Task requirements:
Below is a block of records; repeat all of them exactly.
** Begin Stored rows **
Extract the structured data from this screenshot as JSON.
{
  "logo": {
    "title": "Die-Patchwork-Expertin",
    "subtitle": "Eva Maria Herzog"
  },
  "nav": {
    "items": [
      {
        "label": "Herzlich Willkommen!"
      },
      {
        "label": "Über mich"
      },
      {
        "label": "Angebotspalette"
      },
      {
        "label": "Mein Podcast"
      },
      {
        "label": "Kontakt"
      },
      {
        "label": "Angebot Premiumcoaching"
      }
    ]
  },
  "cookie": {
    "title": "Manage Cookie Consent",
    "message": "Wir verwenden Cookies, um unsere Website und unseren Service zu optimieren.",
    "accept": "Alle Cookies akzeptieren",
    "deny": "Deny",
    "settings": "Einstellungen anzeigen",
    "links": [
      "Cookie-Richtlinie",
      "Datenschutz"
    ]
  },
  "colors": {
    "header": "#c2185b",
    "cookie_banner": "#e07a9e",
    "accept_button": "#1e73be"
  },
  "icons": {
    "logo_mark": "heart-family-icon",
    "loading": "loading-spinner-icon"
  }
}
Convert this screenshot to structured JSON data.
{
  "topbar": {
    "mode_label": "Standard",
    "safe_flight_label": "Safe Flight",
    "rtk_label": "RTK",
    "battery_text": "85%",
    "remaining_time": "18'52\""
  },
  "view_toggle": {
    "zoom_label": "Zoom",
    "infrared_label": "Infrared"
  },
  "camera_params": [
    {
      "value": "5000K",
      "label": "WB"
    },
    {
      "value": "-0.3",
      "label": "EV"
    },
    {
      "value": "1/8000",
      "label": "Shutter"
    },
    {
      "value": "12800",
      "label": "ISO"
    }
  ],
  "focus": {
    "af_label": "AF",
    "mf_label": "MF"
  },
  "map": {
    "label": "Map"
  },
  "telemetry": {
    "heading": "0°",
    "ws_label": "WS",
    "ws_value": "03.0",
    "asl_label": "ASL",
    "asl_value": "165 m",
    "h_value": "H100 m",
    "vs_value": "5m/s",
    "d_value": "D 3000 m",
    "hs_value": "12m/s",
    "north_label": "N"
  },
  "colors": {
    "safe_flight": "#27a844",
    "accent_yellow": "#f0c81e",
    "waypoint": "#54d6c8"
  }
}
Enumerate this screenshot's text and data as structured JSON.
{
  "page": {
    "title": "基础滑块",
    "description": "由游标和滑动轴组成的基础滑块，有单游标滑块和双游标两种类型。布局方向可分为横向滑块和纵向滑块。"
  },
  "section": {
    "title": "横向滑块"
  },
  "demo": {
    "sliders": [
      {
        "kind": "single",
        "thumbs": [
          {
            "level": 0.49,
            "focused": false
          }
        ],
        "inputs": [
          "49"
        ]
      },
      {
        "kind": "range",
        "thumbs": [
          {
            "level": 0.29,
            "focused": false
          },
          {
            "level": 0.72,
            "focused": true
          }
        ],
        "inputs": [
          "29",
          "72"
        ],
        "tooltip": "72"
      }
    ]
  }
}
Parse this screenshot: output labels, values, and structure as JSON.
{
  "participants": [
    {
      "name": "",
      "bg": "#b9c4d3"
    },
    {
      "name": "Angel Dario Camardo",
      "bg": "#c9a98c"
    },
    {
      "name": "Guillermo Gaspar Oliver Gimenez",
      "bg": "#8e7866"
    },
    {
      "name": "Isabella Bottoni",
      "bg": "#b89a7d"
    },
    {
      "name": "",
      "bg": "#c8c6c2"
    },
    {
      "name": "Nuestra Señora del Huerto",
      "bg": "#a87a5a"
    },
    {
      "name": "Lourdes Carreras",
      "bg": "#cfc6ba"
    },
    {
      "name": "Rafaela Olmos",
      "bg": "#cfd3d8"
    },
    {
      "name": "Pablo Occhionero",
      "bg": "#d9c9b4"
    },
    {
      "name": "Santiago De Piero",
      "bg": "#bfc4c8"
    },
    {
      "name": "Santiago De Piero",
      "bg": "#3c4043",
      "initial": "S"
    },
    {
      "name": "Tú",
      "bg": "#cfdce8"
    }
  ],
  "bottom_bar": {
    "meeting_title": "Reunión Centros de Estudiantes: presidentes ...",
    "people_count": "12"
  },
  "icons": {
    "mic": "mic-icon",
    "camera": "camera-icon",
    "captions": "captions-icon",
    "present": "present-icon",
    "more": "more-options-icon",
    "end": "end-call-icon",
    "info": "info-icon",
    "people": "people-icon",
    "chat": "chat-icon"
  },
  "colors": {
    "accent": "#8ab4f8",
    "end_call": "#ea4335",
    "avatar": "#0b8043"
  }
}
** End Stored rows **
Solved exercise:
Extract the structured data from this screenshot as JSON.
{
  "logo": {
    "title": "Die-Patchwork-Expertin",
    "subtitle": "Eva Maria Herzog"
  },
  "nav": {
    "items": [
      {
        "label": "Herzlich Willkommen!"
      },
      {
        "label": "Über mich"
      },
      {
        "label": "Angebotspalette"
      },
      {
        "label": "Mein Podcast"
      },
      {
        "label": "Kontakt"
      },
      {
        "label": "Angebot Premiumcoaching"
      }
    ]
  },
  "cookie": {
    "title": "Manage Cookie Consent",
    "message": "Wir verwenden Cookies, um unsere Website und unseren Service zu optimieren.",
    "accept": "Alle Cookies akzeptieren",
    "deny": "Deny",
    "settings": "Einstellungen anzeigen",
    "links": [
      "Cookie-Richtlinie",
      "Datenschutz"
    ]
  },
  "colors": {
    "header": "#c2185b",
    "cookie_banner": "#e07a9e",
    "accept_button": "#1e73be"
  },
  "icons": {
    "logo_mark": "heart-family-icon",
    "loading": "loading-spinner-icon"
  }
}
Convert this screenshot to structured JSON data.
{
  "topbar": {
    "mode_label": "Standard",
    "safe_flight_label": "Safe Flight",
    "rtk_label": "RTK",
    "battery_text": "85%",
    "remaining_time": "18'52\""
  },
  "view_toggle": {
    "zoom_label": "Zoom",
    "infrared_label": "Infrared"
  },
  "camera_params": [
    {
      "value": "5000K",
      "label": "WB"
    },
    {
      "value": "-0.3",
      "label": "EV"
    },
    {
      "value": "1/8000",
      "label": "Shutter"
    },
    {
      "value": "12800",
      "label": "ISO"
    }
  ],
  "focus": {
    "af_label": "AF",
    "mf_label": "MF"
  },
  "map": {
    "label": "Map"
  },
  "telemetry": {
    "heading": "0°",
    "ws_label": "WS",
    "ws_value": "03.0",
    "asl_label": "ASL",
    "asl_value": "165 m",
    "h_value": "H100 m",
    "vs_value": "5m/s",
    "d_value": "D 3000 m",
    "hs_value": "12m/s",
    "north_label": "N"
  },
  "colors": {
    "safe_flight": "#27a844",
    "accent_yellow": "#f0c81e",
    "waypoint": "#54d6c8"
  }
}
Enumerate this screenshot's text and data as structured JSON.
{
  "page": {
    "title": "基础滑块",
    "description": "由游标和滑动轴组成的基础滑块，有单游标滑块和双游标两种类型。布局方向可分为横向滑块和纵向滑块。"
  },
  "section": {
    "title": "横向滑块"
  },
  "demo": {
    "sliders": [
      {
        "kind": "single",
        "thumbs": [
          {
            "level": 0.49,
            "focused": false
          }
        ],
        "inputs": [
          "49"
        ]
      },
      {
        "kind": "range",
        "thumbs": [
          {
            "level": 0.29,
            "focused": false
          },
          {
            "level": 0.72,
            "focused": true
          }
        ],
        "inputs": [
          "29",
          "72"
        ],
        "tooltip": "72"
      }
    ]
  }
}
Parse this screenshot: output labels, values, and structure as JSON.
{
  "participants": [
    {
      "name": "",
      "bg": "#b9c4d3"
    },
    {
      "name": "Angel Dario Camardo",
      "bg": "#c9a98c"
    },
    {
      "name": "Guillermo Gaspar Oliver Gimenez",
      "bg": "#8e7866"
    },
    {
      "name": "Isabella Bottoni",
      "bg": "#b89a7d"
    },
    {
      "name": "",
      "bg": "#c8c6c2"
    },
    {
      "name": "Nuestra Señora del Huerto",
      "bg": "#a87a5a"
    },
    {
      "name": "Lourdes Carreras",
      "bg": "#cfc6ba"
    },
    {
      "name": "Rafaela Olmos",
      "bg": "#cfd3d8"
    },
    {
      "name": "Pablo Occhionero",
      "bg": "#d9c9b4"
    },
    {
      "name": "Santiago De Piero",
      "bg": "#bfc4c8"
    },
    {
      "name": "Santiago De Piero",
      "bg": "#3c4043",
      "initial": "S"
    },
    {
      "name": "Tú",
      "bg": "#cfdce8"
    }
  ],
  "bottom_bar": {
    "meeting_title": "Reunión Centros de Estudiantes: presidentes ...",
    "people_count": "12"
  },
  "icons": {
    "mic": "mic-icon",
    "camera": "camera-icon",
    "captions": "captions-icon",
    "present": "present-icon",
    "more": "more-options-icon",
    "end": "end-call-icon",
    "info": "info-icon",
    "people": "people-icon",
    "chat": "chat-icon"
  },
  "colors": {
    "accent": "#8ab4f8",
    "end_call": "#ea4335",
    "avatar": "#0b8043"
  }
}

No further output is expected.